» WHAT THIS TASK INVOLVES
Render the lines from the one containing "Patent image size: (638, 450)." up to and including the one containing "The swing member 30 is at (335, 350)." as a JSON list of strings, one string per line. Leave out blank lines.

» TASK INPUT
⁂

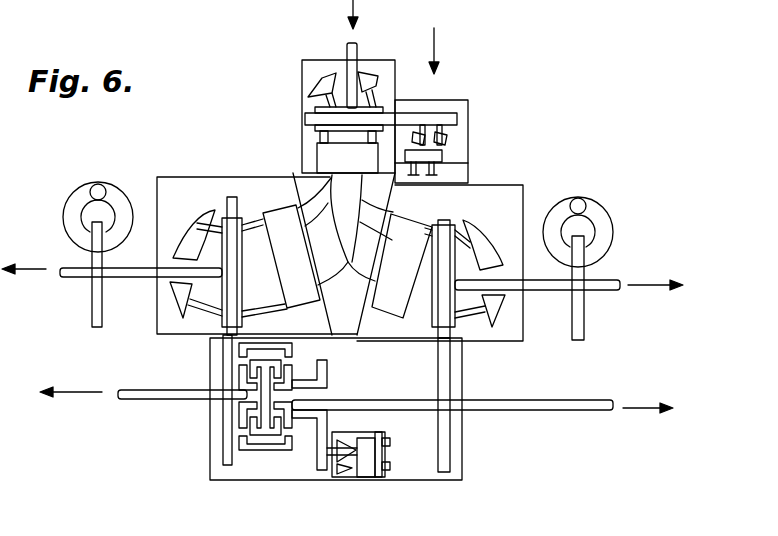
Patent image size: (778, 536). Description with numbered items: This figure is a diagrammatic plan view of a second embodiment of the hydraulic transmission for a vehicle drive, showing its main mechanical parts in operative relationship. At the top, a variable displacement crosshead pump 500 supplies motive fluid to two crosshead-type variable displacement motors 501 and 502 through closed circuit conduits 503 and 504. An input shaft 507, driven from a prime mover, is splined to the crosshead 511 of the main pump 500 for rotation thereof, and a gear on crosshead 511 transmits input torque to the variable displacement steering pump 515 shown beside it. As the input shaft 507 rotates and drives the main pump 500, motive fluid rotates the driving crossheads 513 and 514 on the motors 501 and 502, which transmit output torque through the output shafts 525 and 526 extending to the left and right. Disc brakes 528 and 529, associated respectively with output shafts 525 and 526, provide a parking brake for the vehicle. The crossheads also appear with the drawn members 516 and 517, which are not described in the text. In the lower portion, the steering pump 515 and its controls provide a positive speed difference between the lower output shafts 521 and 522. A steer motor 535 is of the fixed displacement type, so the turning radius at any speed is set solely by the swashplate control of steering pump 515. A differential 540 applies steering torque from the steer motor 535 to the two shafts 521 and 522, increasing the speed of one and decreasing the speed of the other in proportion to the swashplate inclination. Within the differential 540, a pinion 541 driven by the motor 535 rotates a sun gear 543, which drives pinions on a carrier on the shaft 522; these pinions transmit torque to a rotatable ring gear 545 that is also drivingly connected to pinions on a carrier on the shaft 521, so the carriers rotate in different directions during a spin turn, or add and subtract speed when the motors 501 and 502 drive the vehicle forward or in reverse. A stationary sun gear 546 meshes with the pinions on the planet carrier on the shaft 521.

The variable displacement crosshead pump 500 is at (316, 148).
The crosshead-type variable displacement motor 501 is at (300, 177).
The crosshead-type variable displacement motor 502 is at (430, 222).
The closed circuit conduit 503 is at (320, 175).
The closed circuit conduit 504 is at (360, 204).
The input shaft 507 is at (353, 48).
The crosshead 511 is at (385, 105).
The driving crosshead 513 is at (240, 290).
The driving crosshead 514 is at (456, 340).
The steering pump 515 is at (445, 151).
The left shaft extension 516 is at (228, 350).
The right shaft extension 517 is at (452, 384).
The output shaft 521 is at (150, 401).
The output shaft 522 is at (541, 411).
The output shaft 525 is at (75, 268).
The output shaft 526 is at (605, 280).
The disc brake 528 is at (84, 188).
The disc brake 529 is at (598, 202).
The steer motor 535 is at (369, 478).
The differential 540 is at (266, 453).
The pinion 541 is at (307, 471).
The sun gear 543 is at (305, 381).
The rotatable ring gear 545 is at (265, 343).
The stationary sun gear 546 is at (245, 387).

⁂

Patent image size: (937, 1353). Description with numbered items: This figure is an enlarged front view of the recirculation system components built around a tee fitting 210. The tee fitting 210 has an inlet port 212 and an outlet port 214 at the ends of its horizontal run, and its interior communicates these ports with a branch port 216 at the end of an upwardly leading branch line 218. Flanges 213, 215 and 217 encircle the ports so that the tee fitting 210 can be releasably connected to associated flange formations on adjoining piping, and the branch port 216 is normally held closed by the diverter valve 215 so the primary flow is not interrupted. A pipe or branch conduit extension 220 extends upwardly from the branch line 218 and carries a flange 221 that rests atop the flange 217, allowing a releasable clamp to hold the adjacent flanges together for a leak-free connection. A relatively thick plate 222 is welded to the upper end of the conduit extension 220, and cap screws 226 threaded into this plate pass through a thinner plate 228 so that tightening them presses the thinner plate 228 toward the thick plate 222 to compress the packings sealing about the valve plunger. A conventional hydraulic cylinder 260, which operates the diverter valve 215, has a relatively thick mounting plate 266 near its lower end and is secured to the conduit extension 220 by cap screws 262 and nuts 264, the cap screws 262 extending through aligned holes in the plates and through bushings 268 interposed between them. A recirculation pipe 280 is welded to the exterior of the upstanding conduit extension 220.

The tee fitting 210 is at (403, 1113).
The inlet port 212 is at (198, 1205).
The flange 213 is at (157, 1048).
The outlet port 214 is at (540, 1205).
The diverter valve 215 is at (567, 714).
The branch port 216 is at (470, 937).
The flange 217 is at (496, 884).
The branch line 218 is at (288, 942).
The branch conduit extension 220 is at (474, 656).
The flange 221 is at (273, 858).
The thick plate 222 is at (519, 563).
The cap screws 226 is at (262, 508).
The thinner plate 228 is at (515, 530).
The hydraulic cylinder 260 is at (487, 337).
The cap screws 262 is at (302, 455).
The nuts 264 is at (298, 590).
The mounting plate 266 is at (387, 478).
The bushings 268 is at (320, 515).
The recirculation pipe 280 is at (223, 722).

⁂

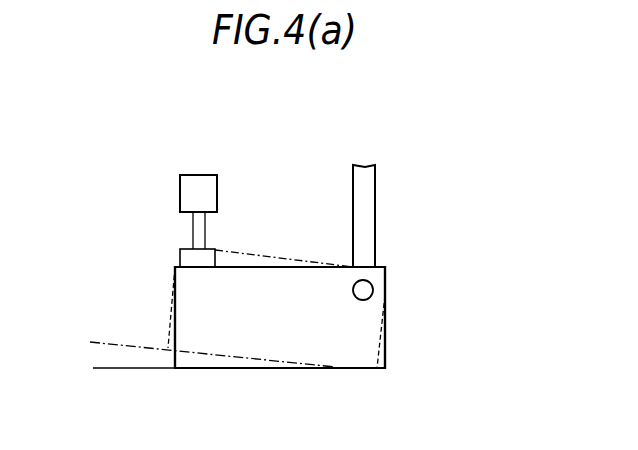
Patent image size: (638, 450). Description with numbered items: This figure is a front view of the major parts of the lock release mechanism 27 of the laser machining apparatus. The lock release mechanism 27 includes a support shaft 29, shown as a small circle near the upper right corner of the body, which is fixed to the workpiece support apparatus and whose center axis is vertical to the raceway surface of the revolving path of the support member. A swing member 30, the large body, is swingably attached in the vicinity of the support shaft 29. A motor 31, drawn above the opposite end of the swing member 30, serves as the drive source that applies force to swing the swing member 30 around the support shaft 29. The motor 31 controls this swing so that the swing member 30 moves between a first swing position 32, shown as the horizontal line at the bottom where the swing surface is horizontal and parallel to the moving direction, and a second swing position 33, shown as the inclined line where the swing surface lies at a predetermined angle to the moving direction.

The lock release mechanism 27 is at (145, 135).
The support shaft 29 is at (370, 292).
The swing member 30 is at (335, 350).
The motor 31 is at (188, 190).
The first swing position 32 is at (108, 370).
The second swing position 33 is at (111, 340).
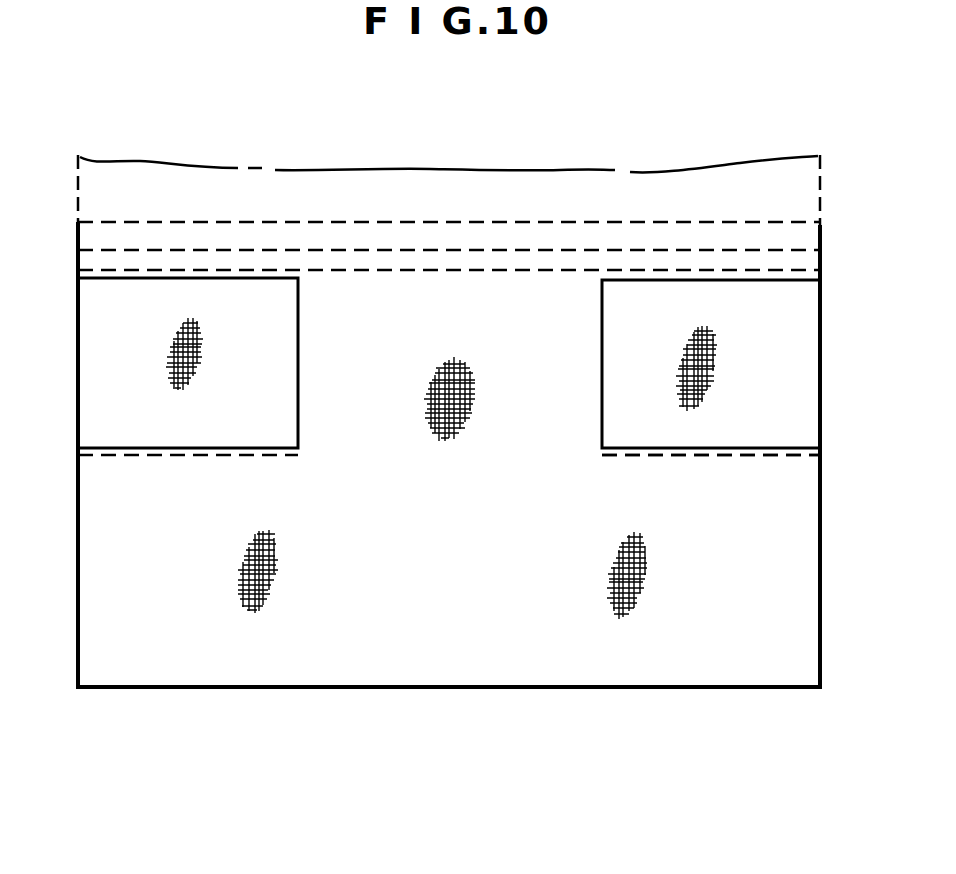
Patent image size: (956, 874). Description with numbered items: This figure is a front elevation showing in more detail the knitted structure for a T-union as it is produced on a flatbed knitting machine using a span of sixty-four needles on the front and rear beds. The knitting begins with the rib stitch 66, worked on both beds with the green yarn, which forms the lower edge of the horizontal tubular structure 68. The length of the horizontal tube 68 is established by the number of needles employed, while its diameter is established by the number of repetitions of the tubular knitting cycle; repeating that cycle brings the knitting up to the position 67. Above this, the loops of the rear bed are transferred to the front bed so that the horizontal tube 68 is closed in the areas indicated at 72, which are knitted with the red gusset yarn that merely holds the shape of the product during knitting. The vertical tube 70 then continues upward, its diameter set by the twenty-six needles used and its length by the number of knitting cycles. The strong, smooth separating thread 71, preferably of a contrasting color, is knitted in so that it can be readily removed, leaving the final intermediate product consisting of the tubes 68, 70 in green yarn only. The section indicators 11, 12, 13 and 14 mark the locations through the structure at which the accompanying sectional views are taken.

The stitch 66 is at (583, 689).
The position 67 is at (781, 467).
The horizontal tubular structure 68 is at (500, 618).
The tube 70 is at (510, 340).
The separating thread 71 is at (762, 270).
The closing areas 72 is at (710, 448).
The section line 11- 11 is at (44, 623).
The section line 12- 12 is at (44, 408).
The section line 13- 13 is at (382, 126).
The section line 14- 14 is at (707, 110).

⁂

» TASK RESULT
[
  "Patent image size: (638, 450). Description with numbered items: This figure is a front view of the major parts of the lock release mechanism 27 of the laser machining apparatus. The lock release mechanism 27 includes a support shaft 29, shown as a small circle near the upper right corner of the body, which is fixed to the workpiece support apparatus and whose center axis is vertical to the raceway surface of the revolving path of the support member. A swing member 30, the large body, is swingably attached in the vicinity of the support shaft 29. A motor 31, drawn above the opposite end of the swing member 30, serves as the drive source that applies force to swing the swing member 30 around the support shaft 29. The motor 31 controls this swing so that the swing member 30 moves between a first swing position 32, shown as the horizontal line at the bottom where the swing surface is horizontal and parallel to the moving direction, and a second swing position 33, shown as the inclined line where the swing surface lies at a predetermined angle to the moving direction.",
  "The lock release mechanism 27 is at (145, 135).",
  "The support shaft 29 is at (370, 292).",
  "The swing member 30 is at (335, 350)."
]